• **MATERIAL FOR THIS EXERCISE**:
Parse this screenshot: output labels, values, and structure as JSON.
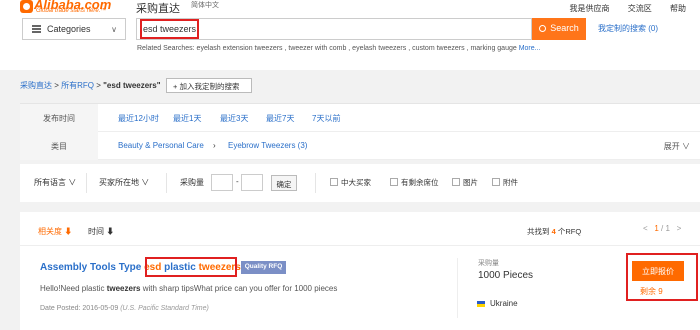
{
  "header": {
    "logo": {
      "name": "Alibaba.com",
      "tagline": "Global trade starts here.™"
    },
    "sub_brand": "采购直达",
    "language": "简体中文",
    "top_links": [
      "我是供应商",
      "交流区",
      "帮助"
    ]
  },
  "search": {
    "category_label": "Categories",
    "query": "esd tweezers",
    "button_label": "Search",
    "custom_search_link": "我定制的搜索 (0)",
    "related_label": "Related Searches:",
    "related_terms": "eyelash extension tweezers , tweezer with comb , eyelash tweezers , custom tweezers , marking gauge",
    "related_more": "More..."
  },
  "breadcrumb": {
    "items": [
      "采购直达",
      "所有RFQ"
    ],
    "current": "\"esd tweezers\"",
    "add_button": "+ 加入我定制的搜索"
  },
  "filters": {
    "time_label": "发布时间",
    "time_options": [
      "最近12小时",
      "最近1天",
      "最近3天",
      "最近7天",
      "7天以前"
    ],
    "category_label": "类目",
    "category_values": [
      "Beauty & Personal Care",
      "Eyebrow Tweezers (3)"
    ],
    "expand": "展开"
  },
  "refine": {
    "all_languages": "所有语言",
    "buyer_location": "买家所在地",
    "quantity_label": "采购量",
    "range_sep": "-",
    "confirm": "确定",
    "checkboxes": [
      "中大买家",
      "有剩余席位",
      "图片",
      "附件"
    ]
  },
  "results": {
    "sort_relevance": "相关度 ⬇",
    "sort_time": "时间 ⬇",
    "found_prefix": "共找到",
    "found_count": "4",
    "found_suffix": "个RFQ",
    "pager_prev": "<",
    "pager_current": "1",
    "pager_sep": "/",
    "pager_total": "1",
    "pager_next": ">",
    "item": {
      "title_prefix": "Assembly Tools Type ",
      "title_esd": "esd",
      "title_mid": " plastic ",
      "title_tweezers": "tweezers",
      "badge": "Quality RFQ",
      "desc_prefix": "Hello!Need plastic ",
      "desc_bold": "tweezers",
      "desc_suffix": " with sharp tipsWhat price can you offer for 1000 pieces",
      "date_label": "Date Posted: 2016-05-09",
      "date_tz": "(U.S. Pacific Standard Time)",
      "quantity_label": "采购量",
      "quantity_value": "1000 Pieces",
      "country": "Ukraine",
      "quote_button": "立即报价",
      "quote_sub": "剩余 9"
    }
  },
  "colors": {
    "accent": "#ff6a00",
    "link": "#2a6fc9",
    "highlight_box": "#e02020",
    "badge": "#7b8fc6"
  }
}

• **PROBLEM REQUIREMENTS**:
All of the entries above should be duplicated exactly, except for the pictures.

• **ANSWER IN FULL**:
Parse this screenshot: output labels, values, and structure as JSON.
{
  "header": {
    "logo": {
      "name": "Alibaba.com",
      "tagline": "Global trade starts here.™"
    },
    "sub_brand": "采购直达",
    "language": "简体中文",
    "top_links": [
      "我是供应商",
      "交流区",
      "帮助"
    ]
  },
  "search": {
    "category_label": "Categories",
    "query": "esd tweezers",
    "button_label": "Search",
    "custom_search_link": "我定制的搜索 (0)",
    "related_label": "Related Searches:",
    "related_terms": "eyelash extension tweezers , tweezer with comb , eyelash tweezers , custom tweezers , marking gauge",
    "related_more": "More..."
  },
  "breadcrumb": {
    "items": [
      "采购直达",
      "所有RFQ"
    ],
    "current": "\"esd tweezers\"",
    "add_button": "+ 加入我定制的搜索"
  },
  "filters": {
    "time_label": "发布时间",
    "time_options": [
      "最近12小时",
      "最近1天",
      "最近3天",
      "最近7天",
      "7天以前"
    ],
    "category_label": "类目",
    "category_values": [
      "Beauty & Personal Care",
      "Eyebrow Tweezers (3)"
    ],
    "expand": "展开"
  },
  "refine": {
    "all_languages": "所有语言",
    "buyer_location": "买家所在地",
    "quantity_label": "采购量",
    "range_sep": "-",
    "confirm": "确定",
    "checkboxes": [
      "中大买家",
      "有剩余席位",
      "图片",
      "附件"
    ]
  },
  "results": {
    "sort_relevance": "相关度 ⬇",
    "sort_time": "时间 ⬇",
    "found_prefix": "共找到",
    "found_count": "4",
    "found_suffix": "个RFQ",
    "pager_prev": "<",
    "pager_current": "1",
    "pager_sep": "/",
    "pager_total": "1",
    "pager_next": ">",
    "item": {
      "title_prefix": "Assembly Tools Type ",
      "title_esd": "esd",
      "title_mid": " plastic ",
      "title_tweezers": "tweezers",
      "badge": "Quality RFQ",
      "desc_prefix": "Hello!Need plastic ",
      "desc_bold": "tweezers",
      "desc_suffix": " with sharp tipsWhat price can you offer for 1000 pieces",
      "date_label": "Date Posted: 2016-05-09",
      "date_tz": "(U.S. Pacific Standard Time)",
      "quantity_label": "采购量",
      "quantity_value": "1000 Pieces",
      "country": "Ukraine",
      "quote_button": "立即报价",
      "quote_sub": "剩余 9"
    }
  },
  "colors": {
    "accent": "#ff6a00",
    "link": "#2a6fc9",
    "highlight_box": "#e02020",
    "badge": "#7b8fc6"
  }
}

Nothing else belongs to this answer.